Do you remember my review of A Good Day to Die Hard, all the way back in the mists of time?
There’s no reason for you to, but in it I aired my complaints with what has become of the series that gave Bruce Willis a career beyond Moonlighting. Namely, that it forgot what made the first three so unique: an ordinary New York cop who – in the wrong place at the wrong time – battles against the odds armed with nothing more than mordant humor (and perhaps a machine gun… ho ho ho).
As such, it’s strange that an ensemble piece about a team of jet-setting geriatric secret agents feels like probably the truest Die Hard film since With A Vengeance was released back in 1995.
That might be partly because of RED 2‘s sense of its own identity – unlike, for instance, a film that ends with John McClane taking on generic Russian baddies amidst the ruins of Chernobyl – as well as the best use of Willis in a comedy-actioner since The Last Boy Scout. It may be lacking in jeopardy, but it at least has something acceptable to substitute: talented older actors blowing s**t up, kicking arse, and generally embracing the absurdity of the whole premise. Think The Expendables but with wit and class (sorry – old habits).

» YOUR GOAL
Pick up the RED 2 review above from its last sentence and carry it on.

» ROWS
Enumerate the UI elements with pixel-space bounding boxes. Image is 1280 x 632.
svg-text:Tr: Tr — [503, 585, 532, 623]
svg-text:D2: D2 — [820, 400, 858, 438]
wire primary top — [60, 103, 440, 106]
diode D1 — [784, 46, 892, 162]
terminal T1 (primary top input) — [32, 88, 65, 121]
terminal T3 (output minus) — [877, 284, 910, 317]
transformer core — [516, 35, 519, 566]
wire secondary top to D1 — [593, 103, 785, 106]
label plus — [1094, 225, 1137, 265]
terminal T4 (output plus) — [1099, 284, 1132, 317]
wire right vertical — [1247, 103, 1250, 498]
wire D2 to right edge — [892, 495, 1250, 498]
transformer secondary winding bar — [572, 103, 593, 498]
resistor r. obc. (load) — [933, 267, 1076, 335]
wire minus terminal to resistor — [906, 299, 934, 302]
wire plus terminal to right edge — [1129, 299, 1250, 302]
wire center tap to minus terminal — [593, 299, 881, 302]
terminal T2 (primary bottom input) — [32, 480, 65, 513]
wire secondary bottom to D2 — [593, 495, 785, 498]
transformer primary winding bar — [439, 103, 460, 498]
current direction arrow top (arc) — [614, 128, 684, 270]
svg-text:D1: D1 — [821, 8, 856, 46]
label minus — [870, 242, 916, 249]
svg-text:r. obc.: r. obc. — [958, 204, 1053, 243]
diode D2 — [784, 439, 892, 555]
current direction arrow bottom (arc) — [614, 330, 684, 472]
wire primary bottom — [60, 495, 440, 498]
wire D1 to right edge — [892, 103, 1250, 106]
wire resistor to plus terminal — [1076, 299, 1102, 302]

» ANSWER BELOW
What this goodie bag of awards adds up to is that RED 2 is more than just some lumbering beast relying on ’80s nostalgia; a relic and a dinosaur. It’s a living, breathing installment in what’s well on the way to becoming a decent franchise. Its roots in the Warren Ellis and Cully Hammer comic series may be more or less moot at this point – though the film tries to evoke them in unnecessary stylized scene transitions reminiscent of Ang Lee’s Hulk or perhaps 2010’s The Losers.
Dean Parisot’s direction is competent, unshowy, with the occasional flourish that suggests Timur Bekmambetov, particularly Wanted. A moment in which Catherine Zeta Jones’ Russian agent performs a handbrake turn in a Camaro, swinging the passenger-side door open with one gracefully stocking-ed leg to allow Willis’ Moses access to the still-moving vehicle, is an inversion of a moment from the previous film in which he exited a similarly still-moving vehicle.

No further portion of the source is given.